• [DOCUMENT EXTRACT]:
◆ ◆ ◆ ◆

Niels Kristian Schjødt wrote:
> So my main concern is actually about the cars table, since this
> one currently has a lot of columns (151 - I expect thats quite a
> lot?),
That's pretty wide, but not outrageous.
> and a lot of data (4 mil. rows, and growing).
That's not a big deal. It's not unusual to have hundreds of
millions of rows in a PostgreSQL table. Properly indexed, that
should perform fine on queries. Sometimes partitioning rows into
sub-tables helps, but you didn't really mention anything which
suggests that would be helpful for you.
> Now you might start by thinking, this could sound like a regular
> need for some normalization
On the contrary, what you describe sounds well normalized. Breaking
off attributes of a car into separate tables would not advance
that.
> The columns in this table is for the most very short stings,
> integers, decimals or booleans. So take for an example
> has_automatic_transmission (boolean) I can't see why it would
> make sense to put that into a separate table and join in the
> values. Or the milage or the price as another example. The cars
> table used for search is indexed quite a lot.
On the face of it, it sounds like you should have some one-column
indexes on the columns most useful for selection (based on
frequency of use and how selective a selection on the column tends
to be).

◆ ◆ ◆ ◆

• [AVAILABLE DATA]:
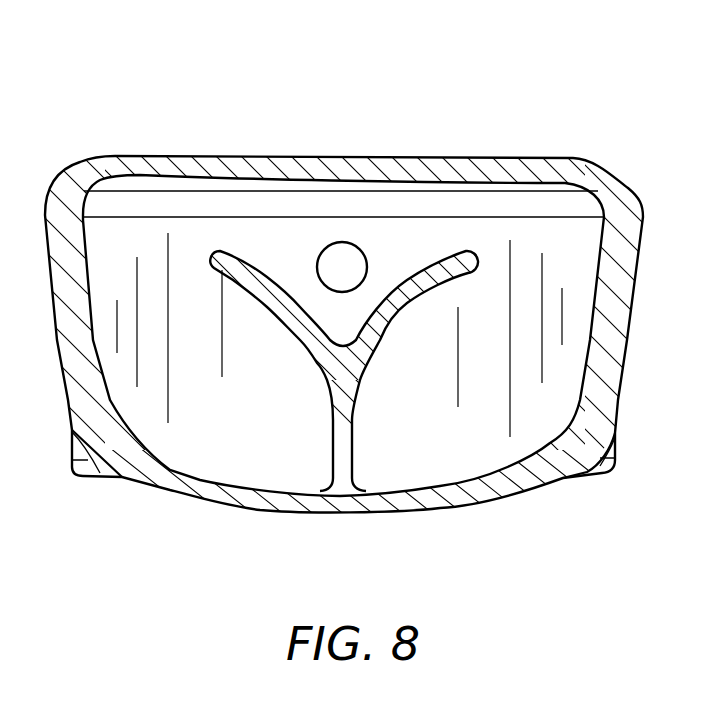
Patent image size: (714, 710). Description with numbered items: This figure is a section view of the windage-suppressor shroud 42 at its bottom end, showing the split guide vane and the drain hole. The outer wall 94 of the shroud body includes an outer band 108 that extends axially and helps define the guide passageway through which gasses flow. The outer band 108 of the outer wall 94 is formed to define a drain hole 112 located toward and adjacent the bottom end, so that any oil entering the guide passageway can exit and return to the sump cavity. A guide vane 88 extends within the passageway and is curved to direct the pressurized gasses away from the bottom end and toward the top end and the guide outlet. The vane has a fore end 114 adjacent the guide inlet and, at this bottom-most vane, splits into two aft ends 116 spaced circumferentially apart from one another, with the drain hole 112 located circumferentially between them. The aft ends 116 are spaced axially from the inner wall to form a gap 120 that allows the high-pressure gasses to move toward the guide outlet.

◆ ◆ ◆ ◆

• [WHAT IS ASKED]:
a) Answer these questions using the PostgreSQL forum reply:
(i) How many columns does the cars table have?
(ii) How many rows does the cars table hold at present?
(iii) What kind of indexes does the reply recommend for the columns most useful for selection?
b) Reproduce the passage in the PostgreSQL forum reply from "Niels Kristian Schjødt" up to and including "helpful for you.".
The listing has no connection to the text.

• [ANSWERS BELOW]:
a)
(i) 151
(ii) 4 million, and growing
(iii) One-column indexes

b)
Niels Kristian Schjødt wrote:
> So my main concern is actually about the cars table, since this
> one currently has a lot of columns (151 - I expect thats quite a
> lot?),
That's pretty wide, but not outrageous.
> and a lot of data (4 mil. rows, and growing).
That's not a big deal. It's not unusual to have hundreds of
millions of rows in a PostgreSQL table. Properly indexed, that
should perform fine on queries. Sometimes partitioning rows into
sub-tables helps, but you didn't really mention anything which
suggests that would be helpful for you.